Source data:
▼

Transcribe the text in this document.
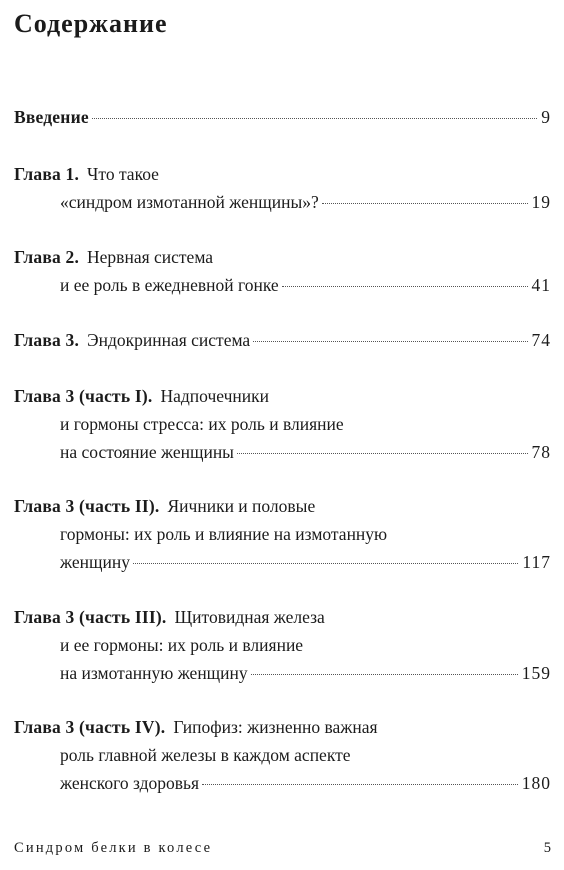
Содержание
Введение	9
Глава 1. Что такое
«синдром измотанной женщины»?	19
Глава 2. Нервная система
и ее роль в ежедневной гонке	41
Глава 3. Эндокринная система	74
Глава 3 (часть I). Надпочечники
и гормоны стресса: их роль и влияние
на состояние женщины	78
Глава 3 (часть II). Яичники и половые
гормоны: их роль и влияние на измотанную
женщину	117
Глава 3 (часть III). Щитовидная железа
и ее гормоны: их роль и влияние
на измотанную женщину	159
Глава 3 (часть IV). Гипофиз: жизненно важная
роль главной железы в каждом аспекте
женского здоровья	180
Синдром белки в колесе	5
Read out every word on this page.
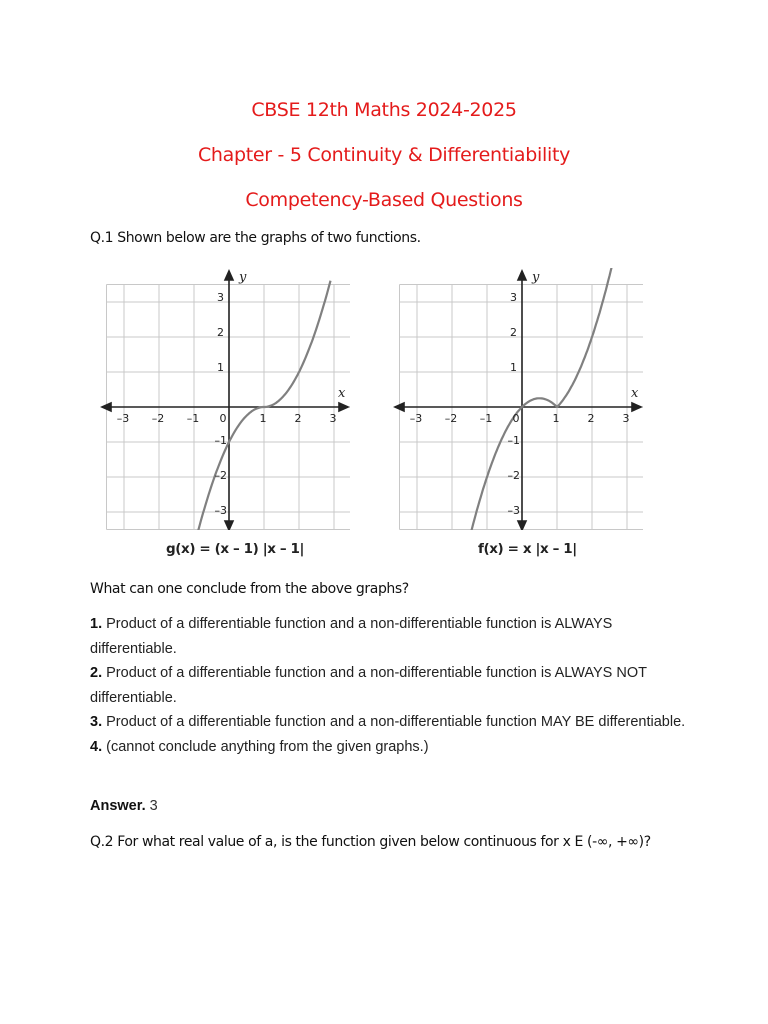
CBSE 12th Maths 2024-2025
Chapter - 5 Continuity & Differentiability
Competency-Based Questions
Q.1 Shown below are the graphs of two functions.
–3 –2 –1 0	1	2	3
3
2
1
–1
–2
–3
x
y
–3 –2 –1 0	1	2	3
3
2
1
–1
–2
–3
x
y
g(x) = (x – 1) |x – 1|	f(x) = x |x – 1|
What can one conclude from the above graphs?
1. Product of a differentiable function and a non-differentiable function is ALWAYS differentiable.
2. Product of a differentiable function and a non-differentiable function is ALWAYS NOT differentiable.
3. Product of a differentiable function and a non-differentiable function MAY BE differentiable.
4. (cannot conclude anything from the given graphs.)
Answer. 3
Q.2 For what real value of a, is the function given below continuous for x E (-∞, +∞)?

▲

Work to complete: Above are records with pictures; repeat the records exactly and leave the pictures out.

Expected output:
Transcribe the text in this document.
Содержание
Введение	9
Глава 1. Что такое
«синдром измотанной женщины»?	19
Глава 2. Нервная система
и ее роль в ежедневной гонке	41
Глава 3. Эндокринная система	74
Глава 3 (часть I). Надпочечники
и гормоны стресса: их роль и влияние
на состояние женщины	78
Глава 3 (часть II). Яичники и половые
гормоны: их роль и влияние на измотанную
женщину	117
Глава 3 (часть III). Щитовидная железа
и ее гормоны: их роль и влияние
на измотанную женщину	159
Глава 3 (часть IV). Гипофиз: жизненно важная
роль главной железы в каждом аспекте
женского здоровья	180
Синдром белки в колесе	5
Read out every word on this page.
CBSE 12th Maths 2024-2025
Chapter - 5 Continuity & Differentiability
Competency-Based Questions
Q.1 Shown below are the graphs of two functions.
–3 –2 –1 0	1	2	3
3
2
1
–1
–2
–3
x
y
–3 –2 –1 0	1	2	3
3
2
1
–1
–2
–3
x
y
g(x) = (x – 1) |x – 1|	f(x) = x |x – 1|
What can one conclude from the above graphs?
1. Product of a differentiable function and a non-differentiable function is ALWAYS differentiable.
2. Product of a differentiable function and a non-differentiable function is ALWAYS NOT differentiable.
3. Product of a differentiable function and a non-differentiable function MAY BE differentiable.
4. (cannot conclude anything from the given graphs.)
Answer. 3
Q.2 For what real value of a, is the function given below continuous for x E (-∞, +∞)?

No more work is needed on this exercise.